» **What to do**:
1. Reproduce the clustering text starting at the words that contain "Clustering is the" and ending after "the best clusters.", swapping "clusters" for "groups" throughout that stretch.
2. Continue the text on clustering algorithms, starting right after its last sentence.

» **Extract to read**:
▼
Clustering is the task of dividing the population or data points into a number of groups such that data points in the same groups are more similar to other data points in the same group and dissimilar to the data points in other groups.
KMeans Clustering Algorithm
Hierarchical Clustering Algorithm
DBSCAN Clustering Algorithm
Gaussian Mixture Algorithm
The goal of the K-Means algorithm is to find clusters in the given input data. There are a couple of ways to accomplish this. A trial and error method is used by specifying the value of K (e.g., 3,4, 5). As we progress, we keep changing the value until we get the best clusters.
Another method is to use the Elbow technique to determine the value of K. Once we get the K's value, the system will assign that many centroids randomly and measure the distance of each of the data points from these centroids. Accordingly, it assigns those points to the corresponding centroid from which the distance is minimum. So each data point will be assigned to the centroid, which is closest to it. Thereby we have a K number of initial clusters. For the newly formed clusters, it calculates the new centroid position. The position of the centroid moves compared to the randomly allocated one. Once again, the distance of each point is measured from this new centroid point. If required, the data points are relocated to the new centroids, and the mean position or the new centroid is calculated once again. If the centroid moves, the iteration continues indicating no convergence. But once the centroid stops moving (which means that the clustering process has converged), it will reflect the result.
▲
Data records
▼
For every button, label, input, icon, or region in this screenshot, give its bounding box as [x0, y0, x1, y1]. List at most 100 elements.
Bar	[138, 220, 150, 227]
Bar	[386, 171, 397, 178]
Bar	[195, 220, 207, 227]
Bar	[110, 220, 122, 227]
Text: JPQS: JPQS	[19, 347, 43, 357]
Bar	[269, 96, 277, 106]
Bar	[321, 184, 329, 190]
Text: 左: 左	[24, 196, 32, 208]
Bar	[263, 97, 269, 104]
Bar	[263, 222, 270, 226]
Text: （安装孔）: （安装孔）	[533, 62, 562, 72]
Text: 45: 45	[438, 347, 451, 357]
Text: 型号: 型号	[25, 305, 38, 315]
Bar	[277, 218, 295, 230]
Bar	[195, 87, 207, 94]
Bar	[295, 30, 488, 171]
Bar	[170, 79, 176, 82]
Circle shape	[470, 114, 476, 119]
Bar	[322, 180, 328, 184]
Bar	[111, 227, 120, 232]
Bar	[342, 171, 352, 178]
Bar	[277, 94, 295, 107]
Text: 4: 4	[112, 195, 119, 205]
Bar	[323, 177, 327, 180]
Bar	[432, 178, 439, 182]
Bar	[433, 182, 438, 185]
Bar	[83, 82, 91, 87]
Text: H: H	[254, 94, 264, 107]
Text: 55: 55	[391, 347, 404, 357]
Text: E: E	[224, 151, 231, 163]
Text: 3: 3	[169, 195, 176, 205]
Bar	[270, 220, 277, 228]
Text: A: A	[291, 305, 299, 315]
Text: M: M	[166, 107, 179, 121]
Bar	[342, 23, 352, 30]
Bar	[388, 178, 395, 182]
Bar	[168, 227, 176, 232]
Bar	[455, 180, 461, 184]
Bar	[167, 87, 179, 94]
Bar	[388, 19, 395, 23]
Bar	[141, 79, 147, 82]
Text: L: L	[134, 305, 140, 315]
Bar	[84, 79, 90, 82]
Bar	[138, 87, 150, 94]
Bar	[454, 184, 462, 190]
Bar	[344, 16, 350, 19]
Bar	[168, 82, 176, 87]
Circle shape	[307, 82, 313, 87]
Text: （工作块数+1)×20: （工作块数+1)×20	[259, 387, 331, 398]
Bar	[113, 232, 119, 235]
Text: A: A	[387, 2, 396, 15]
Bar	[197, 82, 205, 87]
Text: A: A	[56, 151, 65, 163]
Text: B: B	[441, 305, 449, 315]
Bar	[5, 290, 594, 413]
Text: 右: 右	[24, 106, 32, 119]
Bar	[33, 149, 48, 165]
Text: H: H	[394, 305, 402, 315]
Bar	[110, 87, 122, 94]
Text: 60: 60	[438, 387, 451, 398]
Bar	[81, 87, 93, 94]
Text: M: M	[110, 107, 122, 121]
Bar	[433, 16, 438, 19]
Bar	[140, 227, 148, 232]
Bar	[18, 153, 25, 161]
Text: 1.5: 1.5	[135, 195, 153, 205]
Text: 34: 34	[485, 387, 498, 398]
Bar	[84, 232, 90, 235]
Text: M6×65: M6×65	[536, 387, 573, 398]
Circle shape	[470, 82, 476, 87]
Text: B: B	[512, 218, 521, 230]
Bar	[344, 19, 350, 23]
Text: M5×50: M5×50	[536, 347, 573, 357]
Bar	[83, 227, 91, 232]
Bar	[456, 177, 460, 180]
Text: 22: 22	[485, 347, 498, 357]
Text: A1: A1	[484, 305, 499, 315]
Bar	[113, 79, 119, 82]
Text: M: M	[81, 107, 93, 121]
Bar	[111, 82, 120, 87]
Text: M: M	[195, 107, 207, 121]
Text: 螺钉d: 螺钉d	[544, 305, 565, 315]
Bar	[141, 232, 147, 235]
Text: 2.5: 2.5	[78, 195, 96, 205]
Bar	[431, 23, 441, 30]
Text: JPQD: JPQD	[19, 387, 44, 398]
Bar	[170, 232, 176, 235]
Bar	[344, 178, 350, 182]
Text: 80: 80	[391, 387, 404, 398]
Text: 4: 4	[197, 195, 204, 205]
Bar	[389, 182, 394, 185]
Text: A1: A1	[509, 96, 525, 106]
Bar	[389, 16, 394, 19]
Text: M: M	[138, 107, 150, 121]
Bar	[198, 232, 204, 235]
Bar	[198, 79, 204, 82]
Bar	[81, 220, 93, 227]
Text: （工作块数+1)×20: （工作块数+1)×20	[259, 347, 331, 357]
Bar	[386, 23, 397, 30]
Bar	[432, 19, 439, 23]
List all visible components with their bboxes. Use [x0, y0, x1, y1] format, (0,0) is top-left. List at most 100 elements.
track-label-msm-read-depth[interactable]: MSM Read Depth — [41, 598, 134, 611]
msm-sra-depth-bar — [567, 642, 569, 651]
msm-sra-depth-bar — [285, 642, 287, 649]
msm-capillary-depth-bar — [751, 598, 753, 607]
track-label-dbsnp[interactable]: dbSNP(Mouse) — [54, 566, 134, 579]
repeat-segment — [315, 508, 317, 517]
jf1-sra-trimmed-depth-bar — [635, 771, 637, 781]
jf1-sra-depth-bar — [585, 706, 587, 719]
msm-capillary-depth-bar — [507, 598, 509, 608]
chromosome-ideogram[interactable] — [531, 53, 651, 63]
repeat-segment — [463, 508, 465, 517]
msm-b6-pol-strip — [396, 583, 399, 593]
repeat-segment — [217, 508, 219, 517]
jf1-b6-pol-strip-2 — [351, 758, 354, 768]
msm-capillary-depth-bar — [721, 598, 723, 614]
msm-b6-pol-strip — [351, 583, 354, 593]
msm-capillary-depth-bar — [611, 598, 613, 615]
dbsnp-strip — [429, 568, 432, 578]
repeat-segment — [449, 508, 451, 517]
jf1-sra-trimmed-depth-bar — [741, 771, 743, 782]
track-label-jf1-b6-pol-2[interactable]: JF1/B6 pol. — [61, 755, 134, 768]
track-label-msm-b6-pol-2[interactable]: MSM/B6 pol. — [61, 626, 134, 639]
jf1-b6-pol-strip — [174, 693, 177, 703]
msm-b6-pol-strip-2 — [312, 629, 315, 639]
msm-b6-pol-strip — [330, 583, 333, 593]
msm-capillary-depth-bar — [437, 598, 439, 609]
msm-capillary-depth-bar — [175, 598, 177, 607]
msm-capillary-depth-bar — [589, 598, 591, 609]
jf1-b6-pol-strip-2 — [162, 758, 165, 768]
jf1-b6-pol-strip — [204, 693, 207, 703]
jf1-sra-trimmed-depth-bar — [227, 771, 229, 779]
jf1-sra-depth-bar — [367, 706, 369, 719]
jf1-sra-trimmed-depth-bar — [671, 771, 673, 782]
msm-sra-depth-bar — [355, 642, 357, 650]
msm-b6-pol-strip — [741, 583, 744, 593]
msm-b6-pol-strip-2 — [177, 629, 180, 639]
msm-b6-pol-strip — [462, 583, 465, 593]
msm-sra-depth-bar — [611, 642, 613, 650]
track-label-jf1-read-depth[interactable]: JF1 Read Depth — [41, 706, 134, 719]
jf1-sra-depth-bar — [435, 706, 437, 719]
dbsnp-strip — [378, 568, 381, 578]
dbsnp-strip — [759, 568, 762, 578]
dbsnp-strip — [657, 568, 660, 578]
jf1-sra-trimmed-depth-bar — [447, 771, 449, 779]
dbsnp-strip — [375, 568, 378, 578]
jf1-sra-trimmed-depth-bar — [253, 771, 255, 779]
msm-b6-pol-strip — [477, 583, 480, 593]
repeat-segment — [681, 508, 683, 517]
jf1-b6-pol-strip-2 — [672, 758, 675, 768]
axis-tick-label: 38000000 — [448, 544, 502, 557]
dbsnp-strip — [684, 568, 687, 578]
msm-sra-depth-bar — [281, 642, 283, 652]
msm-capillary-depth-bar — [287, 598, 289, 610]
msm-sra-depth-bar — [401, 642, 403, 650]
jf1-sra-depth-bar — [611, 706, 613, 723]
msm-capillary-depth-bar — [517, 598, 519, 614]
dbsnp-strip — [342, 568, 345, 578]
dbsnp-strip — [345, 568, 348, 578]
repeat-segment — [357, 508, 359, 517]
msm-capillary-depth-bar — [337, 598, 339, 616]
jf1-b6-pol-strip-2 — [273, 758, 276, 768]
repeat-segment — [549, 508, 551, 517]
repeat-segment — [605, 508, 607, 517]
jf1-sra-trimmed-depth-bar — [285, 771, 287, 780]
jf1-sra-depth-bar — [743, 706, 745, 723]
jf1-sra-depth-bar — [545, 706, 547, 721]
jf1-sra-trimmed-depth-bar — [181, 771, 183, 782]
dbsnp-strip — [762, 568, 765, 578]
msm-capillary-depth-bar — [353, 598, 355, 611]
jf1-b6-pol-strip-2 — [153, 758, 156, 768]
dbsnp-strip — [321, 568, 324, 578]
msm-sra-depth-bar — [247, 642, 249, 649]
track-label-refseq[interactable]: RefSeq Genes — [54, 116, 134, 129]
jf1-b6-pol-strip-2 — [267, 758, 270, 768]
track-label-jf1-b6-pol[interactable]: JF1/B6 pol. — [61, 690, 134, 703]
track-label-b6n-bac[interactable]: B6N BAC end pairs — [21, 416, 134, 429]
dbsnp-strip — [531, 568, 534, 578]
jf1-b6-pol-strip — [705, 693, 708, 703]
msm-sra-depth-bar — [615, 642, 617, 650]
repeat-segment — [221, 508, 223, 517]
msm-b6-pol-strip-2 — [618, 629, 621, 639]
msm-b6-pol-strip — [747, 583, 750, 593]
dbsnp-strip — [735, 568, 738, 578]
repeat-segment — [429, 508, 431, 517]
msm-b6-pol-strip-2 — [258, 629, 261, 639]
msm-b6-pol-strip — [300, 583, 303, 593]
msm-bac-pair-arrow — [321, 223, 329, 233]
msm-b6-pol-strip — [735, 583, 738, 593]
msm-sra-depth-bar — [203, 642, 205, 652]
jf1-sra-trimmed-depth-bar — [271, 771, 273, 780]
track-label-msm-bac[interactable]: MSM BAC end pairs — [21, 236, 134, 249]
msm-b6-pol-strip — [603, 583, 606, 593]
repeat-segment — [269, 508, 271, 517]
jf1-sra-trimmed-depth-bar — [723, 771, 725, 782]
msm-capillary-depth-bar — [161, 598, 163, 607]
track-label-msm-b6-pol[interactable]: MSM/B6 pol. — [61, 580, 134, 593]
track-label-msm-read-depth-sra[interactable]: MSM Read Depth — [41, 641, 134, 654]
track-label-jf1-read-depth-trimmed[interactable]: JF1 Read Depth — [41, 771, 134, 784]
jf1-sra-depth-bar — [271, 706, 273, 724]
▲
» **Task answers**:
1.
Clustering is the task of dividing the population or data points into a number of groups such that data points in the same groups are more similar to other data points in the same group and dissimilar to the data points in other groups.
KMeans Clustering Algorithm
Hierarchical Clustering Algorithm
DBSCAN Clustering Algorithm
Gaussian Mixture Algorithm
The goal of the K-Means algorithm is to find groups in the given input data. There are a couple of ways to accomplish this. A trial and error method is used by specifying the value of K (e.g., 3,4, 5). As we progress, we keep changing the value until we get the best groups.

2.
Hierarchical clustering, also known as hierarchical cluster analysis, is an algorithm that groups similar objects into groups called clusters. The endpoint is a set of clusters, where each cluster is distinct from each other cluster, and the objects within each cluster are broadly similar to each other. A Hierarchical clustering method works via grouping data into a tree of clusters. Hierarchical clustering begins by treating every data points as a separate cluster. Then, it repeatedly executes the subsequent steps:
- Identify the 2 clusters which can be closest together, and
- Merge the 2 maximum comparable clusters. We need to continue these steps until all the clusters are merged together. In Hierarchical Clustering, the aim is to produce a hierarchical series of nested clusters. A diagram called Dendrogram (A Dendrogram is a tree-like diagram that statistics the sequences of merges or splits) graphically represents this hierarchy and is an inverted tree that describes the order in which factors are merged (bottom-up view) or cluster are break up (top-down view).
DBSCAN - Density-Based Spatial Clustering of Applications with Noise. Finds core samples of high density and expands clusters from them. Good for data which contains clusters of similar density.
What’s nice about DBSCAN is that you don’t have to specify the number of clusters to use it. All you need is a function to calculate the distance between values and some guidance for what amount of distance is considered “close”. DBSCAN also produces more reasonable results than k-means across a variety of different distributions.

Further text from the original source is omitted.